--- Given data ---

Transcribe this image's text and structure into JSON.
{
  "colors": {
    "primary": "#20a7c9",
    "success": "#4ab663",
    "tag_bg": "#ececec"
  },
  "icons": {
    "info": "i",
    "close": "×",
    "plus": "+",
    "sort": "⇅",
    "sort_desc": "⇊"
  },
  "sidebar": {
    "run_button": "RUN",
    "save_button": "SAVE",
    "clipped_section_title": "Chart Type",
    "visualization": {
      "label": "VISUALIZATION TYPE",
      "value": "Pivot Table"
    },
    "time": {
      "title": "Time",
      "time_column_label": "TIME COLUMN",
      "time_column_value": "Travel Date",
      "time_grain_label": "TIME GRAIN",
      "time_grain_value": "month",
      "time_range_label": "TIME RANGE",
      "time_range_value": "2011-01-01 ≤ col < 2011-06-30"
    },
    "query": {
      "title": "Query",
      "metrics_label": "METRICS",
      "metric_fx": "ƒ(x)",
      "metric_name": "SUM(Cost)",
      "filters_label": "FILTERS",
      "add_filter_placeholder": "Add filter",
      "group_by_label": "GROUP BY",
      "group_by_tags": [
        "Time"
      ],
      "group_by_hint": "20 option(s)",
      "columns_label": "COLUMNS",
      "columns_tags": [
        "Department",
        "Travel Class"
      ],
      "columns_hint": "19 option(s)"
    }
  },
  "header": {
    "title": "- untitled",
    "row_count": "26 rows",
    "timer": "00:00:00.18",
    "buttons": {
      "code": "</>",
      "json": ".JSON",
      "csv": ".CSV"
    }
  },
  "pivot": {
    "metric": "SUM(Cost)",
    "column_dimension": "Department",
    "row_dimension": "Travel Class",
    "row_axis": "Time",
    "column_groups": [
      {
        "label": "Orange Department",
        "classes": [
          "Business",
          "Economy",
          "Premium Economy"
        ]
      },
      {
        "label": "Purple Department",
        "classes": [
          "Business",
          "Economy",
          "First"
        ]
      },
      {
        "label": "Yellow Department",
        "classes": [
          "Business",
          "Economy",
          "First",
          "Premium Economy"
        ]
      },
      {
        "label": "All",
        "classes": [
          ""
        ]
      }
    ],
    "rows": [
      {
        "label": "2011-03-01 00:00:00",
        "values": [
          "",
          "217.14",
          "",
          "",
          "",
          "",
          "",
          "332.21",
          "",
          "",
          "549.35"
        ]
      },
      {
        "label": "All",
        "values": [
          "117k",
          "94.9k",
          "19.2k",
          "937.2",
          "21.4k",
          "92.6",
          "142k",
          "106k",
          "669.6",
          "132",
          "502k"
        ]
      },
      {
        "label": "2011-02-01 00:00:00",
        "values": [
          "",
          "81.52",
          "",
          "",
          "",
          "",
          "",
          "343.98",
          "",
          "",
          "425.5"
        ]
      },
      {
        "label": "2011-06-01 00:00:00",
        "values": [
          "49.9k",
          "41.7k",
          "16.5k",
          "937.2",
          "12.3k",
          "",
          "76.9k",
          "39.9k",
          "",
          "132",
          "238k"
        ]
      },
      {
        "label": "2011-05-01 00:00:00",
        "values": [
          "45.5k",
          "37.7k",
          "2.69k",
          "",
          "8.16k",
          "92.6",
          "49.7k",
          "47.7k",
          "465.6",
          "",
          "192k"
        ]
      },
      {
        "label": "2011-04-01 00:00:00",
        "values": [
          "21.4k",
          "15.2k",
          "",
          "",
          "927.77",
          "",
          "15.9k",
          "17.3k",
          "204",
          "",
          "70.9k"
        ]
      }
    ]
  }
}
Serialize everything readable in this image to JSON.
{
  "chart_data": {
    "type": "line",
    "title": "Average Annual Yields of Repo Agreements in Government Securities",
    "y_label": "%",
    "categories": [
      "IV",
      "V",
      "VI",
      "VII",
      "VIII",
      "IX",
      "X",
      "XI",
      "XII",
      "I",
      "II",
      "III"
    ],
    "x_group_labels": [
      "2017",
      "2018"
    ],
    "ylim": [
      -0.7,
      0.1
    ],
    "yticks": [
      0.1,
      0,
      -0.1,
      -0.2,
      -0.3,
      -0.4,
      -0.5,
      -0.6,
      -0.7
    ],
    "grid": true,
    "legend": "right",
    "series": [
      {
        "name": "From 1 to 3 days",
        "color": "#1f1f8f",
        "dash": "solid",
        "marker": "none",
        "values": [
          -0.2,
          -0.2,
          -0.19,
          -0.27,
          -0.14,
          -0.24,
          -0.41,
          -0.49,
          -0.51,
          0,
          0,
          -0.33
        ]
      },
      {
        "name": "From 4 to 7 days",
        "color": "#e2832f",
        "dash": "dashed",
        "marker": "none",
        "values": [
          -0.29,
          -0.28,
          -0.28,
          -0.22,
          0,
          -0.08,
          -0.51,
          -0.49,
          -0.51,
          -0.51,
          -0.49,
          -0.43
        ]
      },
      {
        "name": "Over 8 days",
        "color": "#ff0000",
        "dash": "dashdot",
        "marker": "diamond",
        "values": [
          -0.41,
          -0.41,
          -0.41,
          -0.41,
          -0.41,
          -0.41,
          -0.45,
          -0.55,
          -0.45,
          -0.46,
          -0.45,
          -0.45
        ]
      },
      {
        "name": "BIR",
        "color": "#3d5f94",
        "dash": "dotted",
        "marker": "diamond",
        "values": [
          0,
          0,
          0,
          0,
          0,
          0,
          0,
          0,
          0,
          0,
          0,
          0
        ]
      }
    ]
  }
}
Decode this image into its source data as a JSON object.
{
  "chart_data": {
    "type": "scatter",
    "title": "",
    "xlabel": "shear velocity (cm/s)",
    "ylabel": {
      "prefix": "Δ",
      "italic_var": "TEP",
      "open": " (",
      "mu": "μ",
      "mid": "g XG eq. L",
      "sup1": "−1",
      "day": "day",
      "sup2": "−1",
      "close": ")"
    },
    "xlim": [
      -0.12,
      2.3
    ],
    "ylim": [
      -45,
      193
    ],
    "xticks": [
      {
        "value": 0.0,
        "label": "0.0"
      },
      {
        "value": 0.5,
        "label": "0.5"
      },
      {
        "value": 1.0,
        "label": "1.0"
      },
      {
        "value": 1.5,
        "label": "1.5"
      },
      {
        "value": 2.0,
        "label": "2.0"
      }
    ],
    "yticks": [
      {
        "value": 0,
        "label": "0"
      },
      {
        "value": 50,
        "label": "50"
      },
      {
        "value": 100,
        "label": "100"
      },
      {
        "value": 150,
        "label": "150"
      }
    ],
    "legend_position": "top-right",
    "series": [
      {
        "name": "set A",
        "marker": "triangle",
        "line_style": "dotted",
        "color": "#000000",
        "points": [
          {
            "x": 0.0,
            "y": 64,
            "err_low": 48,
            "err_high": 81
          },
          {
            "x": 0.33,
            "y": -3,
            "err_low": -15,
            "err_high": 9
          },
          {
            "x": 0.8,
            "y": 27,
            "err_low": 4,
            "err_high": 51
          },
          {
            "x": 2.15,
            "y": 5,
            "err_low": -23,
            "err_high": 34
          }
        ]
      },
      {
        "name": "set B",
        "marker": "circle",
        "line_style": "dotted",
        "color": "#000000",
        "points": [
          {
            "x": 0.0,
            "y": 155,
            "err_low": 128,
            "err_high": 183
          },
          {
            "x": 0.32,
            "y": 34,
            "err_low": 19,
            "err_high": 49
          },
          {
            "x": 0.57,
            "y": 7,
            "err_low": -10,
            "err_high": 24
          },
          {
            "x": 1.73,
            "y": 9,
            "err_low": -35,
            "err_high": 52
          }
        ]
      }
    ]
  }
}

---

**What the task asks**
Quote all of the entries exactly as they appear.

**Exercise result**
Transcribe this image's text and structure into JSON.
{
  "colors": {
    "primary": "#20a7c9",
    "success": "#4ab663",
    "tag_bg": "#ececec"
  },
  "icons": {
    "info": "i",
    "close": "×",
    "plus": "+",
    "sort": "⇅",
    "sort_desc": "⇊"
  },
  "sidebar": {
    "run_button": "RUN",
    "save_button": "SAVE",
    "clipped_section_title": "Chart Type",
    "visualization": {
      "label": "VISUALIZATION TYPE",
      "value": "Pivot Table"
    },
    "time": {
      "title": "Time",
      "time_column_label": "TIME COLUMN",
      "time_column_value": "Travel Date",
      "time_grain_label": "TIME GRAIN",
      "time_grain_value": "month",
      "time_range_label": "TIME RANGE",
      "time_range_value": "2011-01-01 ≤ col < 2011-06-30"
    },
    "query": {
      "title": "Query",
      "metrics_label": "METRICS",
      "metric_fx": "ƒ(x)",
      "metric_name": "SUM(Cost)",
      "filters_label": "FILTERS",
      "add_filter_placeholder": "Add filter",
      "group_by_label": "GROUP BY",
      "group_by_tags": [
        "Time"
      ],
      "group_by_hint": "20 option(s)",
      "columns_label": "COLUMNS",
      "columns_tags": [
        "Department",
        "Travel Class"
      ],
      "columns_hint": "19 option(s)"
    }
  },
  "header": {
    "title": "- untitled",
    "row_count": "26 rows",
    "timer": "00:00:00.18",
    "buttons": {
      "code": "</>",
      "json": ".JSON",
      "csv": ".CSV"
    }
  },
  "pivot": {
    "metric": "SUM(Cost)",
    "column_dimension": "Department",
    "row_dimension": "Travel Class",
    "row_axis": "Time",
    "column_groups": [
      {
        "label": "Orange Department",
        "classes": [
          "Business",
          "Economy",
          "Premium Economy"
        ]
      },
      {
        "label": "Purple Department",
        "classes": [
          "Business",
          "Economy",
          "First"
        ]
      },
      {
        "label": "Yellow Department",
        "classes": [
          "Business",
          "Economy",
          "First",
          "Premium Economy"
        ]
      },
      {
        "label": "All",
        "classes": [
          ""
        ]
      }
    ],
    "rows": [
      {
        "label": "2011-03-01 00:00:00",
        "values": [
          "",
          "217.14",
          "",
          "",
          "",
          "",
          "",
          "332.21",
          "",
          "",
          "549.35"
        ]
      },
      {
        "label": "All",
        "values": [
          "117k",
          "94.9k",
          "19.2k",
          "937.2",
          "21.4k",
          "92.6",
          "142k",
          "106k",
          "669.6",
          "132",
          "502k"
        ]
      },
      {
        "label": "2011-02-01 00:00:00",
        "values": [
          "",
          "81.52",
          "",
          "",
          "",
          "",
          "",
          "343.98",
          "",
          "",
          "425.5"
        ]
      },
      {
        "label": "2011-06-01 00:00:00",
        "values": [
          "49.9k",
          "41.7k",
          "16.5k",
          "937.2",
          "12.3k",
          "",
          "76.9k",
          "39.9k",
          "",
          "132",
          "238k"
        ]
      },
      {
        "label": "2011-05-01 00:00:00",
        "values": [
          "45.5k",
          "37.7k",
          "2.69k",
          "",
          "8.16k",
          "92.6",
          "49.7k",
          "47.7k",
          "465.6",
          "",
          "192k"
        ]
      },
      {
        "label": "2011-04-01 00:00:00",
        "values": [
          "21.4k",
          "15.2k",
          "",
          "",
          "927.77",
          "",
          "15.9k",
          "17.3k",
          "204",
          "",
          "70.9k"
        ]
      }
    ]
  }
}
Serialize everything readable in this image to JSON.
{
  "chart_data": {
    "type": "line",
    "title": "Average Annual Yields of Repo Agreements in Government Securities",
    "y_label": "%",
    "categories": [
      "IV",
      "V",
      "VI",
      "VII",
      "VIII",
      "IX",
      "X",
      "XI",
      "XII",
      "I",
      "II",
      "III"
    ],
    "x_group_labels": [
      "2017",
      "2018"
    ],
    "ylim": [
      -0.7,
      0.1
    ],
    "yticks": [
      0.1,
      0,
      -0.1,
      -0.2,
      -0.3,
      -0.4,
      -0.5,
      -0.6,
      -0.7
    ],
    "grid": true,
    "legend": "right",
    "series": [
      {
        "name": "From 1 to 3 days",
        "color": "#1f1f8f",
        "dash": "solid",
        "marker": "none",
        "values": [
          -0.2,
          -0.2,
          -0.19,
          -0.27,
          -0.14,
          -0.24,
          -0.41,
          -0.49,
          -0.51,
          0,
          0,
          -0.33
        ]
      },
      {
        "name": "From 4 to 7 days",
        "color": "#e2832f",
        "dash": "dashed",
        "marker": "none",
        "values": [
          -0.29,
          -0.28,
          -0.28,
          -0.22,
          0,
          -0.08,
          -0.51,
          -0.49,
          -0.51,
          -0.51,
          -0.49,
          -0.43
        ]
      },
      {
        "name": "Over 8 days",
        "color": "#ff0000",
        "dash": "dashdot",
        "marker": "diamond",
        "values": [
          -0.41,
          -0.41,
          -0.41,
          -0.41,
          -0.41,
          -0.41,
          -0.45,
          -0.55,
          -0.45,
          -0.46,
          -0.45,
          -0.45
        ]
      },
      {
        "name": "BIR",
        "color": "#3d5f94",
        "dash": "dotted",
        "marker": "diamond",
        "values": [
          0,
          0,
          0,
          0,
          0,
          0,
          0,
          0,
          0,
          0,
          0,
          0
        ]
      }
    ]
  }
}
Decode this image into its source data as a JSON object.
{
  "chart_data": {
    "type": "scatter",
    "title": "",
    "xlabel": "shear velocity (cm/s)",
    "ylabel": {
      "prefix": "Δ",
      "italic_var": "TEP",
      "open": " (",
      "mu": "μ",
      "mid": "g XG eq. L",
      "sup1": "−1",
      "day": "day",
      "sup2": "−1",
      "close": ")"
    },
    "xlim": [
      -0.12,
      2.3
    ],
    "ylim": [
      -45,
      193
    ],
    "xticks": [
      {
        "value": 0.0,
        "label": "0.0"
      },
      {
        "value": 0.5,
        "label": "0.5"
      },
      {
        "value": 1.0,
        "label": "1.0"
      },
      {
        "value": 1.5,
        "label": "1.5"
      },
      {
        "value": 2.0,
        "label": "2.0"
      }
    ],
    "yticks": [
      {
        "value": 0,
        "label": "0"
      },
      {
        "value": 50,
        "label": "50"
      },
      {
        "value": 100,
        "label": "100"
      },
      {
        "value": 150,
        "label": "150"
      }
    ],
    "legend_position": "top-right",
    "series": [
      {
        "name": "set A",
        "marker": "triangle",
        "line_style": "dotted",
        "color": "#000000",
        "points": [
          {
            "x": 0.0,
            "y": 64,
            "err_low": 48,
            "err_high": 81
          },
          {
            "x": 0.33,
            "y": -3,
            "err_low": -15,
            "err_high": 9
          },
          {
            "x": 0.8,
            "y": 27,
            "err_low": 4,
            "err_high": 51
          },
          {
            "x": 2.15,
            "y": 5,
            "err_low": -23,
            "err_high": 34
          }
        ]
      },
      {
        "name": "set B",
        "marker": "circle",
        "line_style": "dotted",
        "color": "#000000",
        "points": [
          {
            "x": 0.0,
            "y": 155,
            "err_low": 128,
            "err_high": 183
          },
          {
            "x": 0.32,
            "y": 34,
            "err_low": 19,
            "err_high": 49
          },
          {
            "x": 0.57,
            "y": 7,
            "err_low": -10,
            "err_high": 24
          },
          {
            "x": 1.73,
            "y": 9,
            "err_low": -35,
            "err_high": 52
          }
        ]
      }
    ]
  }
}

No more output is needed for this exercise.